» **Task**
Quote the whole listing verbatim.

» **Entries taken from a collection**
— START —

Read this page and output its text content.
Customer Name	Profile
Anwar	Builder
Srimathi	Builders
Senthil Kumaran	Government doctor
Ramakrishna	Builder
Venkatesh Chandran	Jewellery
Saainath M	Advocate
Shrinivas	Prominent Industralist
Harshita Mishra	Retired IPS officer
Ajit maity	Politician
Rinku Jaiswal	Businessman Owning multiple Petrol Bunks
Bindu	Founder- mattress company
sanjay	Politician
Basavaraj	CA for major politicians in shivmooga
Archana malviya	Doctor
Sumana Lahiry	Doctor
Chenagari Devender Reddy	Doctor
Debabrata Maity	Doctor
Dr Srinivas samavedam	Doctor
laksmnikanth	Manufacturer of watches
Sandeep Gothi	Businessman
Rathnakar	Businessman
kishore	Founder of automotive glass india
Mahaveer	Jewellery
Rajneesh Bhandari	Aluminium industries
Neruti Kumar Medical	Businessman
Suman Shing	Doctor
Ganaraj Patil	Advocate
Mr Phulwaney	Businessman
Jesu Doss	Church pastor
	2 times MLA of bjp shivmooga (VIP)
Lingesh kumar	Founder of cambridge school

— END —

» **Result of this exercise**
Read this page and output its text content.
Customer Name	Profile
Anwar	Builder
Srimathi	Builders
Senthil Kumaran	Government doctor
Ramakrishna	Builder
Venkatesh Chandran	Jewellery
Saainath M	Advocate
Shrinivas	Prominent Industralist
Harshita Mishra	Retired IPS officer
Ajit maity	Politician
Rinku Jaiswal	Businessman Owning multiple Petrol Bunks
Bindu	Founder- mattress company
sanjay	Politician
Basavaraj	CA for major politicians in shivmooga
Archana malviya	Doctor
Sumana Lahiry	Doctor
Chenagari Devender Reddy	Doctor
Debabrata Maity	Doctor
Dr Srinivas samavedam	Doctor
laksmnikanth	Manufacturer of watches
Sandeep Gothi	Businessman
Rathnakar	Businessman
kishore	Founder of automotive glass india
Mahaveer	Jewellery
Rajneesh Bhandari	Aluminium industries
Neruti Kumar Medical	Businessman
Suman Shing	Doctor
Ganaraj Patil	Advocate
Mr Phulwaney	Businessman
Jesu Doss	Church pastor
	2 times MLA of bjp shivmooga (VIP)
Lingesh kumar	Founder of cambridge school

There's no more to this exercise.